## What is needed
Every entry below must be repeated exactly; skip the pictures.
┌──
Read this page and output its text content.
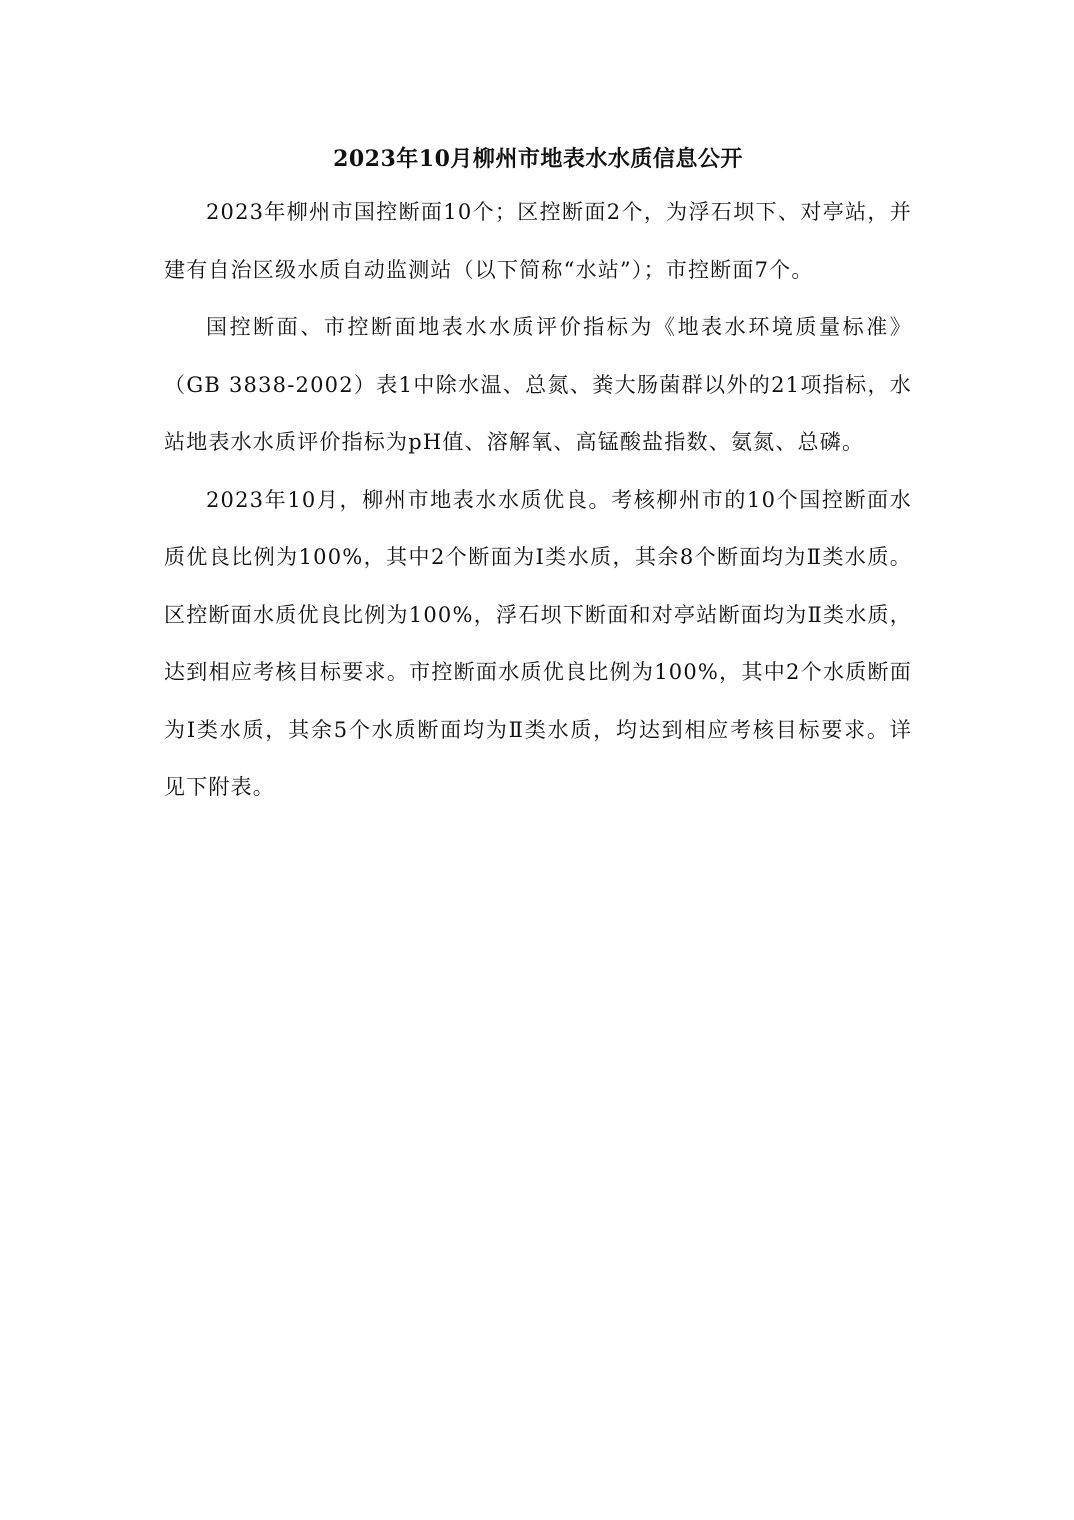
2023年10月柳州市地表水水质信息公开

2023年柳州市国控断面10个；区控断面2个，为浮石坝下、对亭站，并建有自治区级水质自动监测站（以下简称“水站”）；市控断面7个。

国控断面、市控断面地表水水质评价指标为《地表水环境质量标准》（GB 3838-2002）表1中除水温、总氮、粪大肠菌群以外的21项指标，水站地表水水质评价指标为pH值、溶解氧、高锰酸盐指数、氨氮、总磷。

2023年10月，柳州市地表水水质优良。考核柳州市的10个国控断面水质优良比例为100%，其中2个断面为Ⅰ类水质，其余8个断面均为Ⅱ类水质。区控断面水质优良比例为100%，浮石坝下断面和对亭站断面均为Ⅱ类水质，达到相应考核目标要求。市控断面水质优良比例为100%，其中2个水质断面为Ⅰ类水质，其余5个水质断面均为Ⅱ类水质，均达到相应考核目标要求。详见下附表。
└──
## Result of this exercise
Read this page and output its text content.
2023年10月柳州市地表水水质信息公开

2023年柳州市国控断面10个；区控断面2个，为浮石坝下、对亭站，并建有自治区级水质自动监测站（以下简称“水站”）；市控断面7个。

国控断面、市控断面地表水水质评价指标为《地表水环境质量标准》（GB 3838-2002）表1中除水温、总氮、粪大肠菌群以外的21项指标，水站地表水水质评价指标为pH值、溶解氧、高锰酸盐指数、氨氮、总磷。

2023年10月，柳州市地表水水质优良。考核柳州市的10个国控断面水质优良比例为100%，其中2个断面为Ⅰ类水质，其余8个断面均为Ⅱ类水质。区控断面水质优良比例为100%，浮石坝下断面和对亭站断面均为Ⅱ类水质，达到相应考核目标要求。市控断面水质优良比例为100%，其中2个水质断面为Ⅰ类水质，其余5个水质断面均为Ⅱ类水质，均达到相应考核目标要求。详见下附表。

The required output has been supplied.